[Data listing]
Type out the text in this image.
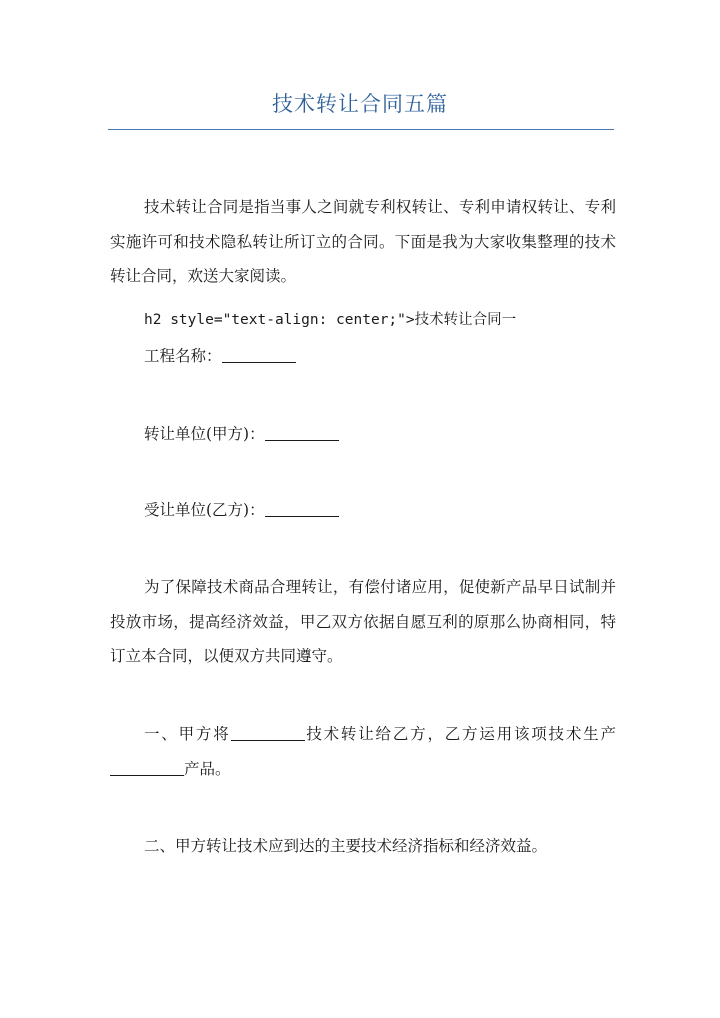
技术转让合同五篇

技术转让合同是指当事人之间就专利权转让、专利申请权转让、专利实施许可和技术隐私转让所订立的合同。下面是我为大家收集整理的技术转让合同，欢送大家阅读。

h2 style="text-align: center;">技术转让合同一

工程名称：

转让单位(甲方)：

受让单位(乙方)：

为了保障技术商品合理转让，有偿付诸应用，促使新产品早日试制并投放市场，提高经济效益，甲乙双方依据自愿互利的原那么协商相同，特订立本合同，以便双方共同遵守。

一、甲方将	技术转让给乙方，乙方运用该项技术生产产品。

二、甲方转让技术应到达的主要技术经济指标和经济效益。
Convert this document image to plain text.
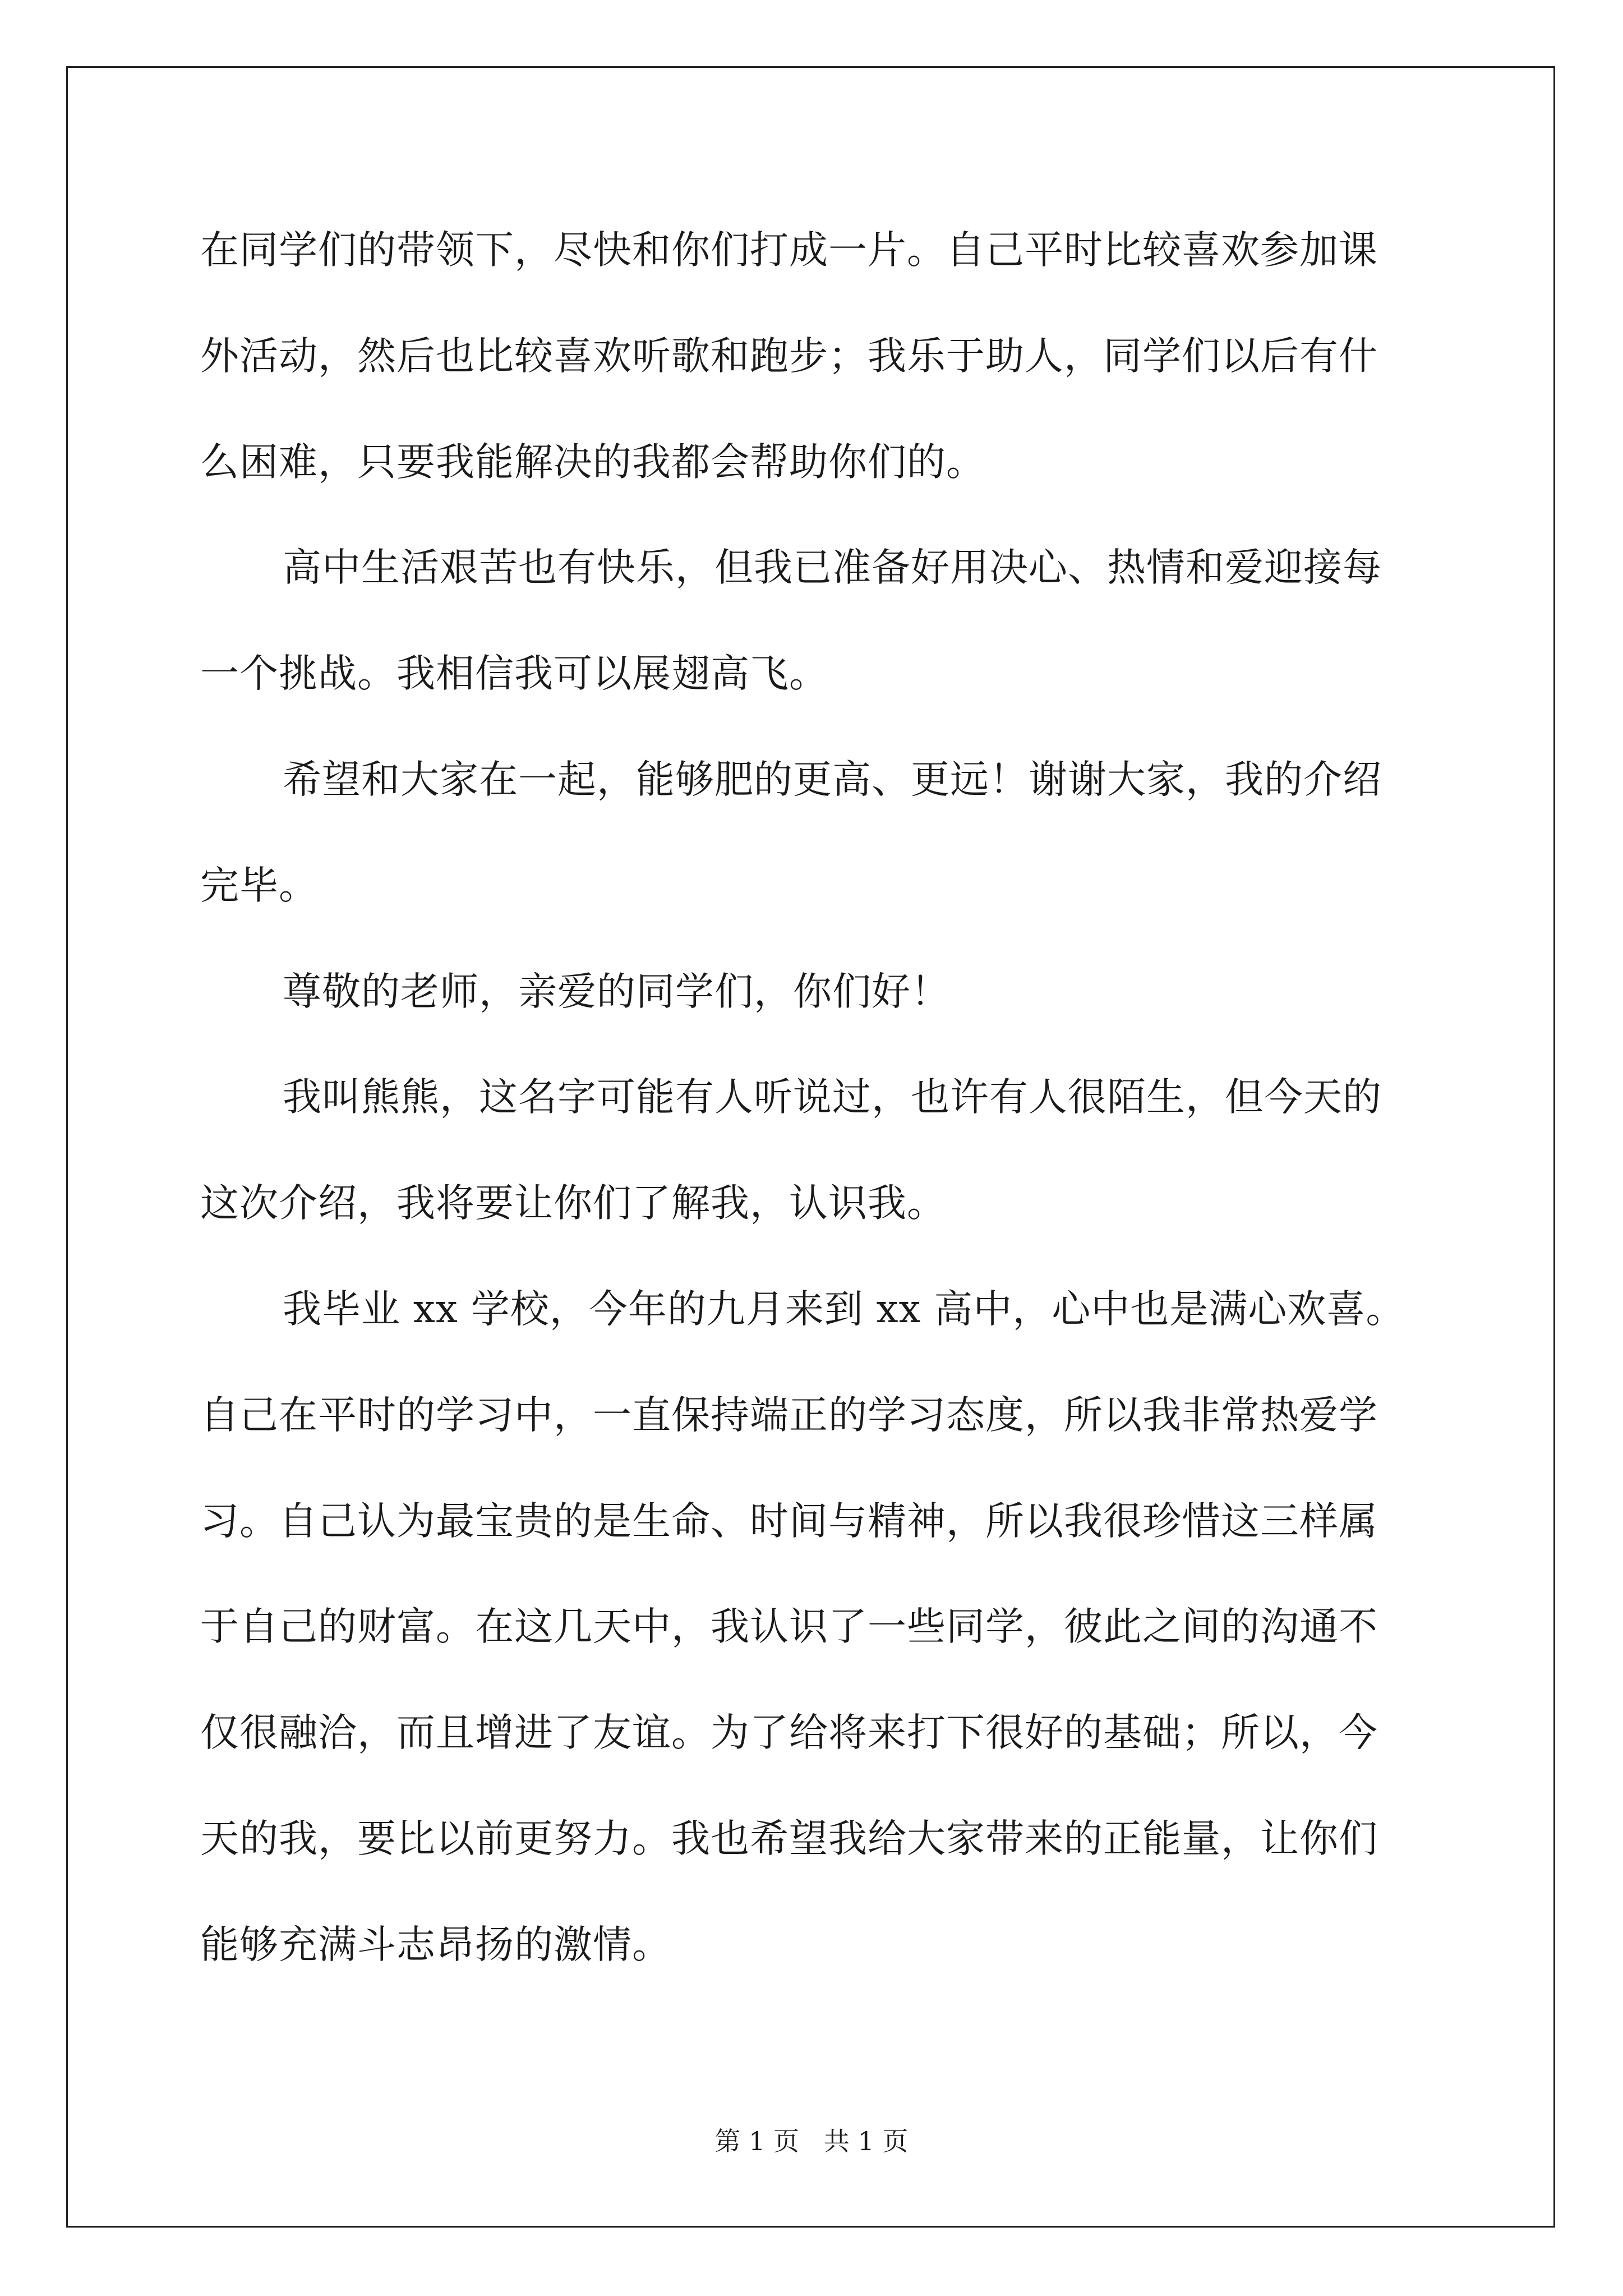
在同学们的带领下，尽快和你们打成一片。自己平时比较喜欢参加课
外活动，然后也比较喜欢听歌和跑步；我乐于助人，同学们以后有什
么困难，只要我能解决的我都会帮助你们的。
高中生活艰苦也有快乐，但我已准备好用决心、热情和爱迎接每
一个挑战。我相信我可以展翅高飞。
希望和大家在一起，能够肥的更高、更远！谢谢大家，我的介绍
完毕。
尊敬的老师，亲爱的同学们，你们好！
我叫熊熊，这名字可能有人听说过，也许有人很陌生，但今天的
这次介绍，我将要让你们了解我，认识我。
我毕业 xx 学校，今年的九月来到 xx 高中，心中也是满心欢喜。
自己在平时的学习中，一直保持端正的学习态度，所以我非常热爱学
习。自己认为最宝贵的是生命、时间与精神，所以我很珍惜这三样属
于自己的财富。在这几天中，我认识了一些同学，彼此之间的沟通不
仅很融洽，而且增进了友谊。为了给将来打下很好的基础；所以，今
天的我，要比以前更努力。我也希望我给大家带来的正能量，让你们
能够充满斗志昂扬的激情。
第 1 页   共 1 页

Request
Write out all the entries word for word, but skip any images.

Reply
Type out the text in this image.
技术转让合同五篇

技术转让合同是指当事人之间就专利权转让、专利申请权转让、专利实施许可和技术隐私转让所订立的合同。下面是我为大家收集整理的技术转让合同，欢送大家阅读。

h2 style="text-align: center;">技术转让合同一

工程名称：

转让单位(甲方)：

受让单位(乙方)：

为了保障技术商品合理转让，有偿付诸应用，促使新产品早日试制并投放市场，提高经济效益，甲乙双方依据自愿互利的原那么协商相同，特订立本合同，以便双方共同遵守。

一、甲方将	技术转让给乙方，乙方运用该项技术生产产品。

二、甲方转让技术应到达的主要技术经济指标和经济效益。
Convert this document image to plain text.
在同学们的带领下，尽快和你们打成一片。自己平时比较喜欢参加课
外活动，然后也比较喜欢听歌和跑步；我乐于助人，同学们以后有什
么困难，只要我能解决的我都会帮助你们的。
高中生活艰苦也有快乐，但我已准备好用决心、热情和爱迎接每
一个挑战。我相信我可以展翅高飞。
希望和大家在一起，能够肥的更高、更远！谢谢大家，我的介绍
完毕。
尊敬的老师，亲爱的同学们，你们好！
我叫熊熊，这名字可能有人听说过，也许有人很陌生，但今天的
这次介绍，我将要让你们了解我，认识我。
我毕业 xx 学校，今年的九月来到 xx 高中，心中也是满心欢喜。
自己在平时的学习中，一直保持端正的学习态度，所以我非常热爱学
习。自己认为最宝贵的是生命、时间与精神，所以我很珍惜这三样属
于自己的财富。在这几天中，我认识了一些同学，彼此之间的沟通不
仅很融洽，而且增进了友谊。为了给将来打下很好的基础；所以，今
天的我，要比以前更努力。我也希望我给大家带来的正能量，让你们
能够充满斗志昂扬的激情。
第 1 页   共 1 页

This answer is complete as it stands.